- SHORT EXERCISE -
Every line of the listing must be reproduced as it stands. Leave the images behind.
start RECORDS SHOWN
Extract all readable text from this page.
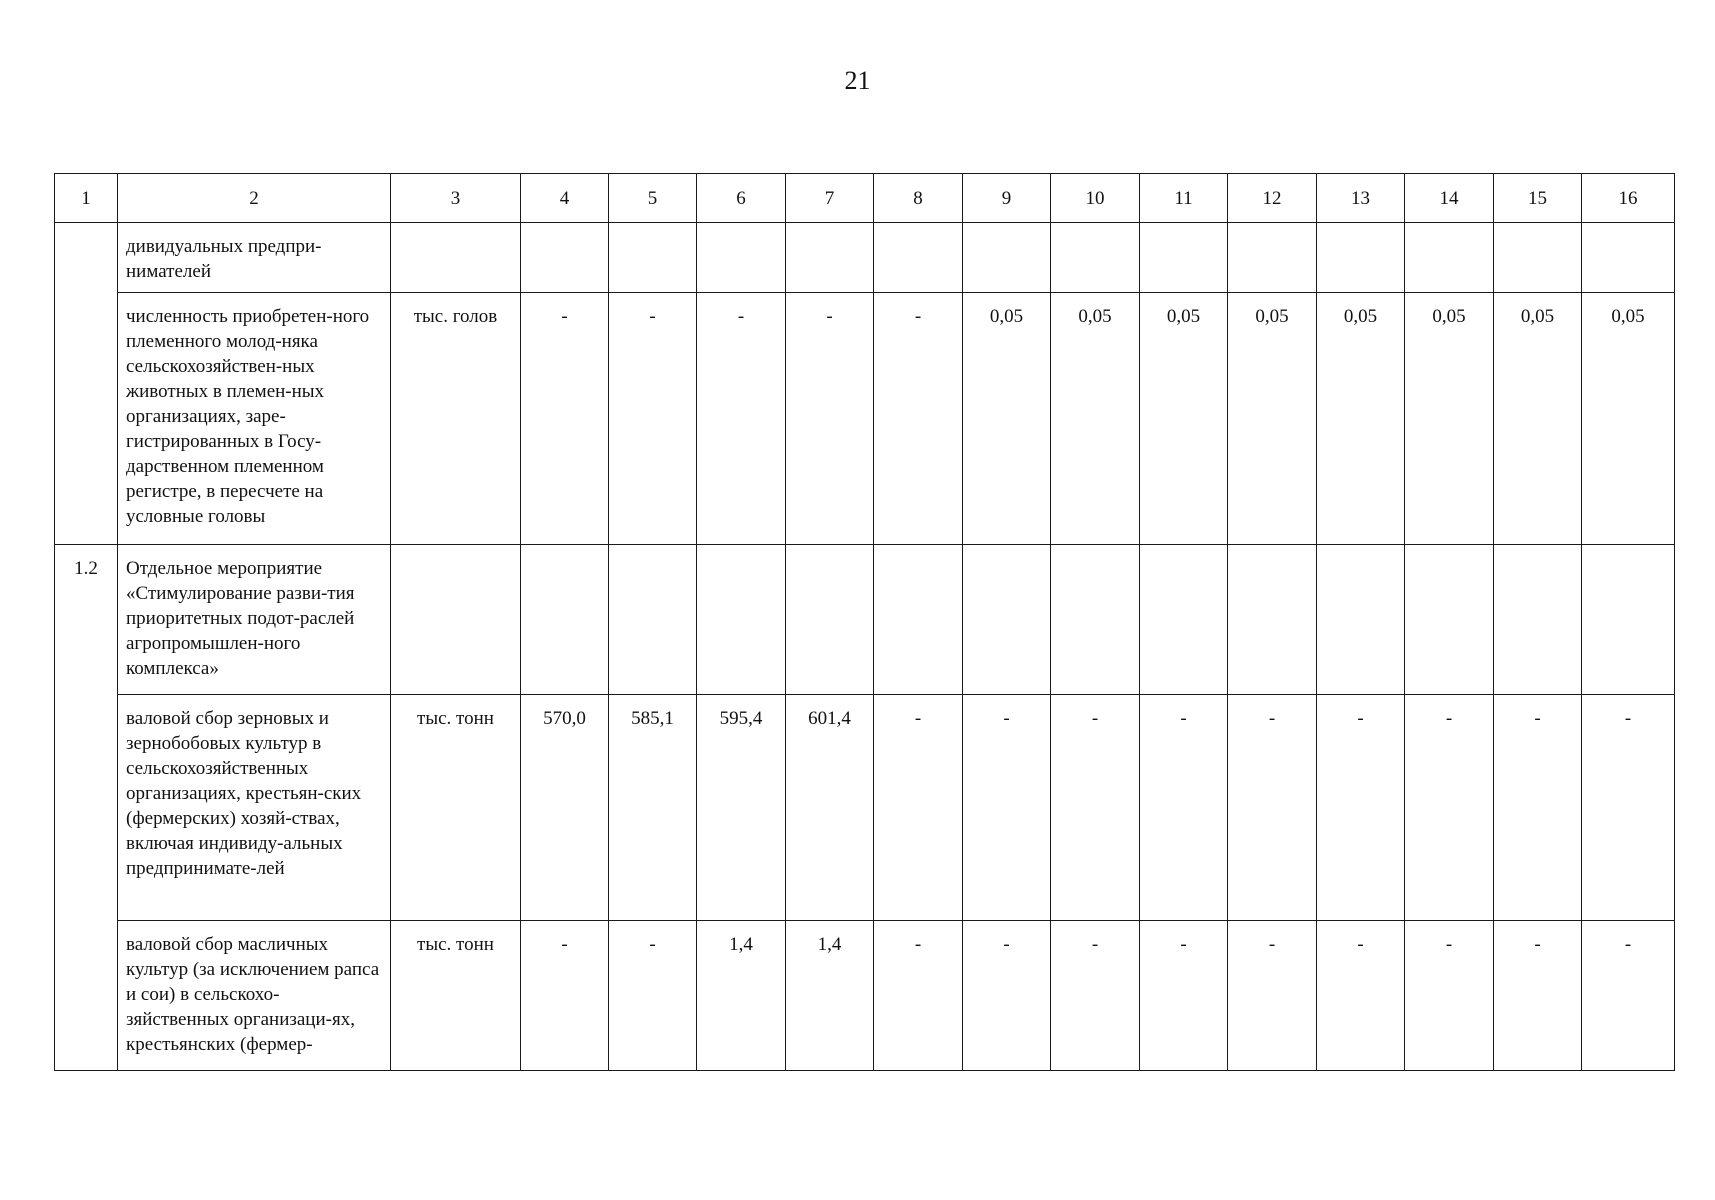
21
1	2	3	4	5	6	7	8	9	10	11	12	13	14	15	16
	дивидуальных предпри-нимателей														
	численность приобретен-ного племенного молод-няка сельскохозяйствен-ных животных в племен-ных организациях, заре-гистрированных в Госу-дарственном племенном регистре, в пересчете на условные головы	тыс. голов	-	-	-	-	-	0,05	0,05	0,05	0,05	0,05	0,05	0,05	0,05
1.2	Отдельное мероприятие «Стимулирование разви-тия приоритетных подот-раслей агропромышлен-ного комплекса»														
	валовой сбор зерновых и зернобобовых культур в сельскохозяйственных организациях, крестьян-ских (фермерских) хозяй-ствах, включая индивиду-альных предпринимате-лей	тыс. тонн	570,0	585,1	595,4	601,4	-	-	-	-	-	-	-	-	-
	валовой сбор масличных культур (за исключением рапса и сои) в сельскохо-зяйственных организаци-ях, крестьянских (фермер-	тыс. тонн	-	-	1,4	1,4	-	-	-	-	-	-	-	-	-
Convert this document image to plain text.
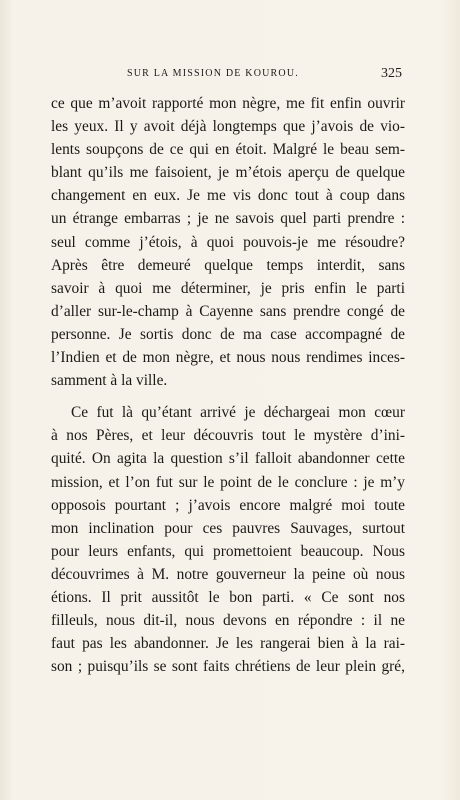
SUR LA MISSION DE KOUROU.	325
ce que m’avoit rapporté mon nègre, me fit enfin ouvrir
les yeux. Il y avoit déjà longtemps que j’avois de vio-
lents soupçons de ce qui en étoit. Malgré le beau sem-
blant qu’ils me faisoient, je m’étois aperçu de quelque
changement en eux. Je me vis donc tout à coup dans
un étrange embarras ; je ne savois quel parti prendre :
seul comme j’étois, à quoi pouvois-je me résoudre?
Après être demeuré quelque temps interdit, sans
savoir à quoi me déterminer, je pris enfin le parti
d’aller sur-le-champ à Cayenne sans prendre congé de
personne. Je sortis donc de ma case accompagné de
l’Indien et de mon nègre, et nous nous rendimes inces-
samment à la ville.
Ce fut là qu’étant arrivé je déchargeai mon cœur
à nos Pères, et leur découvris tout le mystère d’ini-
quité. On agita la question s’il falloit abandonner cette
mission, et l’on fut sur le point de le conclure : je m’y
opposois pourtant ; j’avois encore malgré moi toute
mon inclination pour ces pauvres Sauvages, surtout
pour leurs enfants, qui promettoient beaucoup. Nous
découvrimes à M. notre gouverneur la peine où nous
étions. Il prit aussitôt le bon parti. « Ce sont nos
filleuls, nous dit-il, nous devons en répondre : il ne
faut pas les abandonner. Je les rangerai bien à la rai-
son ; puisqu’ils se sont faits chrétiens de leur plein gré,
end RECORDS SHOWN
- RESULT FOR THIS EXERCISE -
Extract all readable text from this page.
21
1	2	3	4	5	6	7	8	9	10	11	12	13	14	15	16
	дивидуальных предпри-нимателей														
	численность приобретен-ного племенного молод-няка сельскохозяйствен-ных животных в племен-ных организациях, заре-гистрированных в Госу-дарственном племенном регистре, в пересчете на условные головы	тыс. голов	-	-	-	-	-	0,05	0,05	0,05	0,05	0,05	0,05	0,05	0,05
1.2	Отдельное мероприятие «Стимулирование разви-тия приоритетных подот-раслей агропромышлен-ного комплекса»														
	валовой сбор зерновых и зернобобовых культур в сельскохозяйственных организациях, крестьян-ских (фермерских) хозяй-ствах, включая индивиду-альных предпринимате-лей	тыс. тонн	570,0	585,1	595,4	601,4	-	-	-	-	-	-	-	-	-
	валовой сбор масличных культур (за исключением рапса и сои) в сельскохо-зяйственных организаци-ях, крестьянских (фермер-	тыс. тонн	-	-	1,4	1,4	-	-	-	-	-	-	-	-	-
Convert this document image to plain text.
SUR LA MISSION DE KOUROU.	325
ce que m’avoit rapporté mon nègre, me fit enfin ouvrir
les yeux. Il y avoit déjà longtemps que j’avois de vio-
lents soupçons de ce qui en étoit. Malgré le beau sem-
blant qu’ils me faisoient, je m’étois aperçu de quelque
changement en eux. Je me vis donc tout à coup dans
un étrange embarras ; je ne savois quel parti prendre :
seul comme j’étois, à quoi pouvois-je me résoudre?
Après être demeuré quelque temps interdit, sans
savoir à quoi me déterminer, je pris enfin le parti
d’aller sur-le-champ à Cayenne sans prendre congé de
personne. Je sortis donc de ma case accompagné de
l’Indien et de mon nègre, et nous nous rendimes inces-
samment à la ville.
Ce fut là qu’étant arrivé je déchargeai mon cœur
à nos Pères, et leur découvris tout le mystère d’ini-
quité. On agita la question s’il falloit abandonner cette
mission, et l’on fut sur le point de le conclure : je m’y
opposois pourtant ; j’avois encore malgré moi toute
mon inclination pour ces pauvres Sauvages, surtout
pour leurs enfants, qui promettoient beaucoup. Nous
découvrimes à M. notre gouverneur la peine où nous
étions. Il prit aussitôt le bon parti. « Ce sont nos
filleuls, nous dit-il, nous devons en répondre : il ne
faut pas les abandonner. Je les rangerai bien à la rai-
son ; puisqu’ils se sont faits chrétiens de leur plein gré,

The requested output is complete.